*** Opening of Raw data ***

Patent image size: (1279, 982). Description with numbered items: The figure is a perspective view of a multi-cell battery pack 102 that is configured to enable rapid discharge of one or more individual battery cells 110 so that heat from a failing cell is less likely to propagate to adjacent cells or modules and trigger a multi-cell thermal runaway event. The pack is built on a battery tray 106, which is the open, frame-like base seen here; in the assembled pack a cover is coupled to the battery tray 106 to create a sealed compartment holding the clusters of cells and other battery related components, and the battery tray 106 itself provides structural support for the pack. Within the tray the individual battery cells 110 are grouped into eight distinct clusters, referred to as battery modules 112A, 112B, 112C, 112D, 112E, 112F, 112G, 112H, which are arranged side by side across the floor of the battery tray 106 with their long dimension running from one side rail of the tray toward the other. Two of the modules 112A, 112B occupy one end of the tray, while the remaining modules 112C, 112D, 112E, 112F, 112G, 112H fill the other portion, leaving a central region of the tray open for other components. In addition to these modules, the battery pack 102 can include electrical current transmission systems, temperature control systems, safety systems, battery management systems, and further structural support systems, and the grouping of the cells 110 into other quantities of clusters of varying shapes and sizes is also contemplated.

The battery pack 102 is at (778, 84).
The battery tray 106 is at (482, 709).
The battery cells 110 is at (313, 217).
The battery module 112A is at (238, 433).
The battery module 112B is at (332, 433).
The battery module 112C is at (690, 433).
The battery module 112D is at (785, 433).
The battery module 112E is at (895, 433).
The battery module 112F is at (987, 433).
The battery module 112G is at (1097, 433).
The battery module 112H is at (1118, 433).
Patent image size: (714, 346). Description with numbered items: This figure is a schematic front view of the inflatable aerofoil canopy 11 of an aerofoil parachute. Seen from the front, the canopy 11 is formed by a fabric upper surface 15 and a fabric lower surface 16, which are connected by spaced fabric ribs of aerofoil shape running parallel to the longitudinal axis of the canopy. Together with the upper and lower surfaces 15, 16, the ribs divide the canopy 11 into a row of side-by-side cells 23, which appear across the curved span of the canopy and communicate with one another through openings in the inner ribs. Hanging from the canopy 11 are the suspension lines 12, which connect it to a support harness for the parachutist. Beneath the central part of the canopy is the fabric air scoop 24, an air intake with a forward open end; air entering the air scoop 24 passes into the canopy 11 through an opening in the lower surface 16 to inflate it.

*** Close of Raw data ***

### Work to be completed:
Repeat every record exactly, so that nothing is lost or altered.

### Solution to this task:
Patent image size: (1279, 982). Description with numbered items: The figure is a perspective view of a multi-cell battery pack 102 that is configured to enable rapid discharge of one or more individual battery cells 110 so that heat from a failing cell is less likely to propagate to adjacent cells or modules and trigger a multi-cell thermal runaway event. The pack is built on a battery tray 106, which is the open, frame-like base seen here; in the assembled pack a cover is coupled to the battery tray 106 to create a sealed compartment holding the clusters of cells and other battery related components, and the battery tray 106 itself provides structural support for the pack. Within the tray the individual battery cells 110 are grouped into eight distinct clusters, referred to as battery modules 112A, 112B, 112C, 112D, 112E, 112F, 112G, 112H, which are arranged side by side across the floor of the battery tray 106 with their long dimension running from one side rail of the tray toward the other. Two of the modules 112A, 112B occupy one end of the tray, while the remaining modules 112C, 112D, 112E, 112F, 112G, 112H fill the other portion, leaving a central region of the tray open for other components. In addition to these modules, the battery pack 102 can include electrical current transmission systems, temperature control systems, safety systems, battery management systems, and further structural support systems, and the grouping of the cells 110 into other quantities of clusters of varying shapes and sizes is also contemplated.

The battery pack 102 is at (778, 84).
The battery tray 106 is at (482, 709).
The battery cells 110 is at (313, 217).
The battery module 112A is at (238, 433).
The battery module 112B is at (332, 433).
The battery module 112C is at (690, 433).
The battery module 112D is at (785, 433).
The battery module 112E is at (895, 433).
The battery module 112F is at (987, 433).
The battery module 112G is at (1097, 433).
The battery module 112H is at (1118, 433).
Patent image size: (714, 346). Description with numbered items: This figure is a schematic front view of the inflatable aerofoil canopy 11 of an aerofoil parachute. Seen from the front, the canopy 11 is formed by a fabric upper surface 15 and a fabric lower surface 16, which are connected by spaced fabric ribs of aerofoil shape running parallel to the longitudinal axis of the canopy. Together with the upper and lower surfaces 15, 16, the ribs divide the canopy 11 into a row of side-by-side cells 23, which appear across the curved span of the canopy and communicate with one another through openings in the inner ribs. Hanging from the canopy 11 are the suspension lines 12, which connect it to a support harness for the parachutist. Beneath the central part of the canopy is the fabric air scoop 24, an air intake with a forward open end; air entering the air scoop 24 passes into the canopy 11 through an opening in the lower surface 16 to inflate it.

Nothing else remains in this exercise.